[DATASET RECORDS]
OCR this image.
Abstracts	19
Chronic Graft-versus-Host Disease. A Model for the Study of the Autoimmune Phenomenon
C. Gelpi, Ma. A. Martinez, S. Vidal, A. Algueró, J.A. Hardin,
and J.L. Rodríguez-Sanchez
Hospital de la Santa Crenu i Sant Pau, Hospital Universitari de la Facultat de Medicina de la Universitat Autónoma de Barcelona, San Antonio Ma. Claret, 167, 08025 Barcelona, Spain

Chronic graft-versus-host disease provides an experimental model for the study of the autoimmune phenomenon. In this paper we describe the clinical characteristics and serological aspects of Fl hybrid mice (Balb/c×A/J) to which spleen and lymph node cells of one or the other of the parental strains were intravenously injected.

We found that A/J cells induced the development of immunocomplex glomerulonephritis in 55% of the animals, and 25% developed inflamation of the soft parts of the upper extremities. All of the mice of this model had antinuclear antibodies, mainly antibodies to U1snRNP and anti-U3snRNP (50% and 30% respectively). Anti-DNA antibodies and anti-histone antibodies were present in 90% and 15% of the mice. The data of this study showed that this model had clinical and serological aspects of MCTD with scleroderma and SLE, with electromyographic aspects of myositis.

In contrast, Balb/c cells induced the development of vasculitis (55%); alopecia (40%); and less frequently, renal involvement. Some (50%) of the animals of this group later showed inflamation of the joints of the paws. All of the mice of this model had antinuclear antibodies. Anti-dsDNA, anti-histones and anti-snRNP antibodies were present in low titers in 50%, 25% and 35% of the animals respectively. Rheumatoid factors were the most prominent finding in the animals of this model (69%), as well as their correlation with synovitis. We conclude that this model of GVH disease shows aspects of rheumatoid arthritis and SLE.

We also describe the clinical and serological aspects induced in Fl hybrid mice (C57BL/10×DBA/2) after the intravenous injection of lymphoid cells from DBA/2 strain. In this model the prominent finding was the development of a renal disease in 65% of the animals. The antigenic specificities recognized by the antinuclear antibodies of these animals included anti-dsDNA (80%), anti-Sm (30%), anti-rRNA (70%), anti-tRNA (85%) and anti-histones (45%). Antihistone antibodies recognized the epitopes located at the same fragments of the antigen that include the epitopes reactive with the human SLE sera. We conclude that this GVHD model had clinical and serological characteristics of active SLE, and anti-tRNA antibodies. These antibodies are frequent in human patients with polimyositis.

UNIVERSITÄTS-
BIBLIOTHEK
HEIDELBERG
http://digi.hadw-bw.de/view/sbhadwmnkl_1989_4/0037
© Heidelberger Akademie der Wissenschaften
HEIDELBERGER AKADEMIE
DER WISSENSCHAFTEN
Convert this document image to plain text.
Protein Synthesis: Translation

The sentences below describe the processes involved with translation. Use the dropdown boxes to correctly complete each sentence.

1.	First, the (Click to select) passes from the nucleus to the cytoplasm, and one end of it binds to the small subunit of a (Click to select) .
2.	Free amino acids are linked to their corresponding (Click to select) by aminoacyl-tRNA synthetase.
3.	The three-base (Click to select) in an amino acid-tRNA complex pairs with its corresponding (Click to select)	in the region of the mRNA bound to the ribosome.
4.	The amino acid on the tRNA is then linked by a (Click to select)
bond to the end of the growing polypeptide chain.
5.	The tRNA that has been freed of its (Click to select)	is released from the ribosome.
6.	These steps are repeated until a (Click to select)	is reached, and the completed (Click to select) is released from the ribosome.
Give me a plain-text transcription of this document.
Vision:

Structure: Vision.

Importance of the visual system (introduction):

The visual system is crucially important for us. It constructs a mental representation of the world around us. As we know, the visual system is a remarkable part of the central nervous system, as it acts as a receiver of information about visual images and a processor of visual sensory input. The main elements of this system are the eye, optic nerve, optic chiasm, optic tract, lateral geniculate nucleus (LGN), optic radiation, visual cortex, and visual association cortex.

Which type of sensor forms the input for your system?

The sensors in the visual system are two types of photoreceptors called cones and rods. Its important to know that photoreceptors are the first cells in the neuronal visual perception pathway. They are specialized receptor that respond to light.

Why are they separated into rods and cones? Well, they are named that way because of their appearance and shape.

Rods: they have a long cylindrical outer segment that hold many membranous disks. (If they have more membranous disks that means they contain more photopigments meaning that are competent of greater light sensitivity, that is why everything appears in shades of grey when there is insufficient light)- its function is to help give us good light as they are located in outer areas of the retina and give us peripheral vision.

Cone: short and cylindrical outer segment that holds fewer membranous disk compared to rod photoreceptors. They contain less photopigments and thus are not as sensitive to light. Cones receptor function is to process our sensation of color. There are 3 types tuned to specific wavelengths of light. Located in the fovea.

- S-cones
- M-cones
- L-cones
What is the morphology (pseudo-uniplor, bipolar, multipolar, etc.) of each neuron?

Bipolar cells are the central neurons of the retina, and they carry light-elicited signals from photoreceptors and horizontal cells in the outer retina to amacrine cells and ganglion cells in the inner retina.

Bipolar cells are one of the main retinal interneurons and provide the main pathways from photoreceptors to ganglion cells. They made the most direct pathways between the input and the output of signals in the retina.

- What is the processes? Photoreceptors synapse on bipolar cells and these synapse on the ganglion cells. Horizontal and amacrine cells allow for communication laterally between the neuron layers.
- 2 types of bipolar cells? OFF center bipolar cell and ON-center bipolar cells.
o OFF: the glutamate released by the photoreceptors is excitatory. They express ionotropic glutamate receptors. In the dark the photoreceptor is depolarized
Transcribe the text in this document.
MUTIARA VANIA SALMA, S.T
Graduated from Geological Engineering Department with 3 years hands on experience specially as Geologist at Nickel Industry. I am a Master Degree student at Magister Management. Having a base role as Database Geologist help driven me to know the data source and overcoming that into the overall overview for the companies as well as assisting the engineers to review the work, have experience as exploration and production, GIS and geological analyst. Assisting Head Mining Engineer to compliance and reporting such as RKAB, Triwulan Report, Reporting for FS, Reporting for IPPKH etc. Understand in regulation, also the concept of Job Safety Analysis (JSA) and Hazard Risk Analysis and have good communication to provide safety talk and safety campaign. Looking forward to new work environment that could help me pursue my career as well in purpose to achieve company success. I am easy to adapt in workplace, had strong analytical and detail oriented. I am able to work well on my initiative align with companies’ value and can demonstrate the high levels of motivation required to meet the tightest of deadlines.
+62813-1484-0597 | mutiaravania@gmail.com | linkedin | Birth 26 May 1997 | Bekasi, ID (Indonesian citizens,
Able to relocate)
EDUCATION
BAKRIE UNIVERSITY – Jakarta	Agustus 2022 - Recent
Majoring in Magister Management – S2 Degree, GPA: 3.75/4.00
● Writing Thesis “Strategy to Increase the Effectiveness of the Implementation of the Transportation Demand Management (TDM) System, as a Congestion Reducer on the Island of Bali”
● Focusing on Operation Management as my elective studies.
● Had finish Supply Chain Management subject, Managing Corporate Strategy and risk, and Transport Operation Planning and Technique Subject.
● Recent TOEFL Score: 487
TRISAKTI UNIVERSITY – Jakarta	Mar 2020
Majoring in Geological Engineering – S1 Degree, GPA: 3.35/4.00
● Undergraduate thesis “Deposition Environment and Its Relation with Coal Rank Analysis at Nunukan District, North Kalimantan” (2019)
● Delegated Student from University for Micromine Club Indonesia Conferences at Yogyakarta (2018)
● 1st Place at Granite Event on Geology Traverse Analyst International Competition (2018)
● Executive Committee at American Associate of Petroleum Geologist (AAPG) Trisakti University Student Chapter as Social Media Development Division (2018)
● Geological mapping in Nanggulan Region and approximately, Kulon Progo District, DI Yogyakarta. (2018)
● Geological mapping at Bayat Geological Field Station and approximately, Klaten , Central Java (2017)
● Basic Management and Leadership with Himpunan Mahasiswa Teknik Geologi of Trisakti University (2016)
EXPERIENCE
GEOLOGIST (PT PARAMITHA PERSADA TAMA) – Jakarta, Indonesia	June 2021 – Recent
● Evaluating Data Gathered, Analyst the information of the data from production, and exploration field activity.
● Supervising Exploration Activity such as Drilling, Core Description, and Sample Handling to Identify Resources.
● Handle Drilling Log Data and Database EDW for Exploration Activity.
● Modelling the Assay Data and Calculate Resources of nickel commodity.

[TASK] After reading the records above, work out how many lines contain "types" and give that number only.

[FINAL ANSWER] 3